··· INPUT RECORDS

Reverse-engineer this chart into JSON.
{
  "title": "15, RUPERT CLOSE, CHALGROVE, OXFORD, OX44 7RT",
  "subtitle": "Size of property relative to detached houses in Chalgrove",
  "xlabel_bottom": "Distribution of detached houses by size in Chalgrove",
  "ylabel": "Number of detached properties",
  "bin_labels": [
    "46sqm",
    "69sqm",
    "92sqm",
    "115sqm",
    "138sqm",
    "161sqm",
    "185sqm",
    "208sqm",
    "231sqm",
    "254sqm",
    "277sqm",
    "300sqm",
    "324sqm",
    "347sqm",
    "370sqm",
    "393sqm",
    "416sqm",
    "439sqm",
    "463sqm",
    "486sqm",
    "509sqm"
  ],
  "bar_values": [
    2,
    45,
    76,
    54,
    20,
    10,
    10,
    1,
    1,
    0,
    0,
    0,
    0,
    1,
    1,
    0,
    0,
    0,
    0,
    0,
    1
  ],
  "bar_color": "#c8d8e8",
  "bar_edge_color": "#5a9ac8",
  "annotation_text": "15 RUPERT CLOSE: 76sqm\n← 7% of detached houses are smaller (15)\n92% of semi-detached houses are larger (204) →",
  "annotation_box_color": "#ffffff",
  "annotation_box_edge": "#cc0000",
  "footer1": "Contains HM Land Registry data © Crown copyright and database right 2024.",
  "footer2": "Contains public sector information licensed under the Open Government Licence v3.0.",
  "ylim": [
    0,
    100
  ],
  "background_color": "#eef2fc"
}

······

Give every line of the material again, exactly as it reads.

THE COMPLETED TASK -
Reverse-engineer this chart into JSON.
{
  "title": "15, RUPERT CLOSE, CHALGROVE, OXFORD, OX44 7RT",
  "subtitle": "Size of property relative to detached houses in Chalgrove",
  "xlabel_bottom": "Distribution of detached houses by size in Chalgrove",
  "ylabel": "Number of detached properties",
  "bin_labels": [
    "46sqm",
    "69sqm",
    "92sqm",
    "115sqm",
    "138sqm",
    "161sqm",
    "185sqm",
    "208sqm",
    "231sqm",
    "254sqm",
    "277sqm",
    "300sqm",
    "324sqm",
    "347sqm",
    "370sqm",
    "393sqm",
    "416sqm",
    "439sqm",
    "463sqm",
    "486sqm",
    "509sqm"
  ],
  "bar_values": [
    2,
    45,
    76,
    54,
    20,
    10,
    10,
    1,
    1,
    0,
    0,
    0,
    0,
    1,
    1,
    0,
    0,
    0,
    0,
    0,
    1
  ],
  "bar_color": "#c8d8e8",
  "bar_edge_color": "#5a9ac8",
  "annotation_text": "15 RUPERT CLOSE: 76sqm\n← 7% of detached houses are smaller (15)\n92% of semi-detached houses are larger (204) →",
  "annotation_box_color": "#ffffff",
  "annotation_box_edge": "#cc0000",
  "footer1": "Contains HM Land Registry data © Crown copyright and database right 2024.",
  "footer2": "Contains public sector information licensed under the Open Government Licence v3.0.",
  "ylim": [
    0,
    100
  ],
  "background_color": "#eef2fc"
}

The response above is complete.